#### [Assigned task]
Indicate, with the number alone, how many lines in the listing below hold the string "this".

#### [Provided information]

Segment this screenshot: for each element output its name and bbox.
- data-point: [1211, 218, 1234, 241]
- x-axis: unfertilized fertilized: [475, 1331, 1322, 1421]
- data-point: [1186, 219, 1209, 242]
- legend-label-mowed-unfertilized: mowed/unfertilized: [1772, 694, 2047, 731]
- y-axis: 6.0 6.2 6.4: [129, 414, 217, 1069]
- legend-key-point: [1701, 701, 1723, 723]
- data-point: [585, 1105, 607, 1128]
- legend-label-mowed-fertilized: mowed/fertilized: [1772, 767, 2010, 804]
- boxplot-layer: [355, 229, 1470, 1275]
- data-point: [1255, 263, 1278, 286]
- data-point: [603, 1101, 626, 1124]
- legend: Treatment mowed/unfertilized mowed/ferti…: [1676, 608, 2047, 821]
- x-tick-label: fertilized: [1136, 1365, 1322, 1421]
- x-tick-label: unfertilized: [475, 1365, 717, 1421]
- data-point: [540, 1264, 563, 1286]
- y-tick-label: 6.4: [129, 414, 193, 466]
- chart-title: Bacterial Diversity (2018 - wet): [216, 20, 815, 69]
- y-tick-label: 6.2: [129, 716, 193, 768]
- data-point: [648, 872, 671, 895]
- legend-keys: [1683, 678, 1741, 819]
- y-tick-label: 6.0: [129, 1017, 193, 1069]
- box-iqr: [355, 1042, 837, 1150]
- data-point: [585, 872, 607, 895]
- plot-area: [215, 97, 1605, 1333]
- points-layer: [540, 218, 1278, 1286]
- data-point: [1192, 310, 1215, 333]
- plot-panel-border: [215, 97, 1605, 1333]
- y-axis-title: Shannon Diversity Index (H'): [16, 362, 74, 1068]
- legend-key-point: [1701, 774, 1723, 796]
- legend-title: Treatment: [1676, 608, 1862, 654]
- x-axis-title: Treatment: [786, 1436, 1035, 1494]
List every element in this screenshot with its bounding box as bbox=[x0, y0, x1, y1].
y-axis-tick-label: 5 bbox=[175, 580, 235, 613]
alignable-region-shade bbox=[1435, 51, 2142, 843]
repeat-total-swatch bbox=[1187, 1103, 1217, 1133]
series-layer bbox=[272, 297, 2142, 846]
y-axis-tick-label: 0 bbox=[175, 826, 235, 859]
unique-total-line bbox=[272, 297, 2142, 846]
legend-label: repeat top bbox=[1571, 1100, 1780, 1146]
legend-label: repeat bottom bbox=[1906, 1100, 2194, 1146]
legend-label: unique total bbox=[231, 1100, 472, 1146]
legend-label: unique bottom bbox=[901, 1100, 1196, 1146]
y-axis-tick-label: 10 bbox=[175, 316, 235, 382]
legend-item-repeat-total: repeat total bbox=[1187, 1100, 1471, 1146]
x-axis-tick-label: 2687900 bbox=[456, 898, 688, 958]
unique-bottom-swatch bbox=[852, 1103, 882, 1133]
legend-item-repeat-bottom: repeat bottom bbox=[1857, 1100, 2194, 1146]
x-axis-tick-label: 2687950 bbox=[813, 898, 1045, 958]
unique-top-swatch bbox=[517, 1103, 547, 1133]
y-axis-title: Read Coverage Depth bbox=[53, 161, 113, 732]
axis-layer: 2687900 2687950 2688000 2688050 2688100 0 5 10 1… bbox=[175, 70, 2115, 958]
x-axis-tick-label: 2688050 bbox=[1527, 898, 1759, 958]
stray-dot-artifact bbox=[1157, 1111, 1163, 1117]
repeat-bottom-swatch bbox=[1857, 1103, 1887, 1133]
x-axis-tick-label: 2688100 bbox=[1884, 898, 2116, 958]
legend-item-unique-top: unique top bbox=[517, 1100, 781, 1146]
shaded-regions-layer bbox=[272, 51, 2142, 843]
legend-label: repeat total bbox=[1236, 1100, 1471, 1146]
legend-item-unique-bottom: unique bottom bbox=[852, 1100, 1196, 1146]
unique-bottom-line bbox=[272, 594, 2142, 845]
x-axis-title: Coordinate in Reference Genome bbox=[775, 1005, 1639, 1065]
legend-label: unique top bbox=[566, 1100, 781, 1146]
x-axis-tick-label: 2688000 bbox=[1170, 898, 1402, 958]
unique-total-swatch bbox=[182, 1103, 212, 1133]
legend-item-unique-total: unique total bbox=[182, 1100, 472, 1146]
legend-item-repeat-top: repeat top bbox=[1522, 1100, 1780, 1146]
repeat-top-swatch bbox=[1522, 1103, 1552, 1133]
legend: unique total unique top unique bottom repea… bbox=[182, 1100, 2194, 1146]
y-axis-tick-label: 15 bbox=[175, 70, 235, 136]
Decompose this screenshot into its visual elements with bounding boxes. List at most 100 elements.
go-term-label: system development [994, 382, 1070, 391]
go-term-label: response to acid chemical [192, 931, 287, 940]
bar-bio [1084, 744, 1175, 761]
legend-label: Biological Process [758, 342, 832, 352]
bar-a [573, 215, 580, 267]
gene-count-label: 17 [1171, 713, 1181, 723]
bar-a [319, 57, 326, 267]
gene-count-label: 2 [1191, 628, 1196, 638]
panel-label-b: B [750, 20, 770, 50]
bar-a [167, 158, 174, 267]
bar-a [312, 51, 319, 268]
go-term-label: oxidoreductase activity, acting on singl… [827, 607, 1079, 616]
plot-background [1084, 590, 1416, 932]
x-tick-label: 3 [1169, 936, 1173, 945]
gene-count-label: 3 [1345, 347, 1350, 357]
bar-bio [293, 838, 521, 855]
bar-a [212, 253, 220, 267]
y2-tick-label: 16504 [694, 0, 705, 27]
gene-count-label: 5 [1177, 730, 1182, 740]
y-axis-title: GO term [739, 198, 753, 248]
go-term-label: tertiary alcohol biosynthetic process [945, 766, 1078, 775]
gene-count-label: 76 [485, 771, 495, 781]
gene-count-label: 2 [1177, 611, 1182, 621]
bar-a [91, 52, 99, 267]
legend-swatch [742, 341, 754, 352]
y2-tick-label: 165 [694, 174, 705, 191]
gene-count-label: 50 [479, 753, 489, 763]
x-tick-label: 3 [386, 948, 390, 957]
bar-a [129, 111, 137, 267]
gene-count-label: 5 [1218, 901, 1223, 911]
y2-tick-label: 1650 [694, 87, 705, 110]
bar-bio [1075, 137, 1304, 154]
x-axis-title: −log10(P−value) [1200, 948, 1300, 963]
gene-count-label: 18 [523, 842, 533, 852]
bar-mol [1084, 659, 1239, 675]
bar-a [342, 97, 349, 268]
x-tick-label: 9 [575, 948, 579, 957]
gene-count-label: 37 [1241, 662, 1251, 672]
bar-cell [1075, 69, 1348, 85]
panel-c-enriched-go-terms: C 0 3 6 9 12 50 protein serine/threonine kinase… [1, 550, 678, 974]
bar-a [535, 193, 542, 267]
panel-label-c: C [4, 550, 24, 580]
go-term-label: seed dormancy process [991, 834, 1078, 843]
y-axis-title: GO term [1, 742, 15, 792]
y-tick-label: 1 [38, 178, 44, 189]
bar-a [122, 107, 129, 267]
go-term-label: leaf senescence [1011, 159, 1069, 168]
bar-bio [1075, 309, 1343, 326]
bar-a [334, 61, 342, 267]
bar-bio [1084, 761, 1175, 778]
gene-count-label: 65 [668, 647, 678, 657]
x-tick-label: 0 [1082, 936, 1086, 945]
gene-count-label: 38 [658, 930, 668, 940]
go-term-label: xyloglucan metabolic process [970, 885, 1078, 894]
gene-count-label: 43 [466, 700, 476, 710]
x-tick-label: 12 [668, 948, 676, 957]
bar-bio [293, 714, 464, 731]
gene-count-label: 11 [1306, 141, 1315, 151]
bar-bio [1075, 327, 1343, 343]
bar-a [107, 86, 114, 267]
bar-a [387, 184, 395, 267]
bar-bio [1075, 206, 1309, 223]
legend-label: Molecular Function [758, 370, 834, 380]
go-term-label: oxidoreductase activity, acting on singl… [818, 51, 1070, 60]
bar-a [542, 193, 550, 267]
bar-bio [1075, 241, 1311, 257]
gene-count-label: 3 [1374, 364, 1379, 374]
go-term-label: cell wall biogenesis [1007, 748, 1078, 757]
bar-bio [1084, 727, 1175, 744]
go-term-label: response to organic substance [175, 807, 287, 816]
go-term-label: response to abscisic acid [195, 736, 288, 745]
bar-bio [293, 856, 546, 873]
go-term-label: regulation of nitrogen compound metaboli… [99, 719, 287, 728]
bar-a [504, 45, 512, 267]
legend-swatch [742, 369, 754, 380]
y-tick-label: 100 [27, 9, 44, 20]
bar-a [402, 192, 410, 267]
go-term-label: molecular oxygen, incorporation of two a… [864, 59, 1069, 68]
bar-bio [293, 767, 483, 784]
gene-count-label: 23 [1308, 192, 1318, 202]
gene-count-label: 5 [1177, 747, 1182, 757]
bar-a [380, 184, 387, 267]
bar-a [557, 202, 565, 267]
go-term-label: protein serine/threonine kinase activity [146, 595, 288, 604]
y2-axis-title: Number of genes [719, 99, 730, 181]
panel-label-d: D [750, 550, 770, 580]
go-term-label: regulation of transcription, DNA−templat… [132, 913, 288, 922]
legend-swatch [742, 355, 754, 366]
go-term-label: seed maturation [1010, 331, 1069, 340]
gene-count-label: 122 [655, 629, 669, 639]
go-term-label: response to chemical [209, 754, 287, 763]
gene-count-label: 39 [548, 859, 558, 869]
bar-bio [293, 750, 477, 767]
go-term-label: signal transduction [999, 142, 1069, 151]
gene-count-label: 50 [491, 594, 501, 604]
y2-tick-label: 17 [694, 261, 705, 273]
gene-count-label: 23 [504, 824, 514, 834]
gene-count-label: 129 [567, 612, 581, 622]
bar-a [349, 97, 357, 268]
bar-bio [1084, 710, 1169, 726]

#### [Exercise result]
3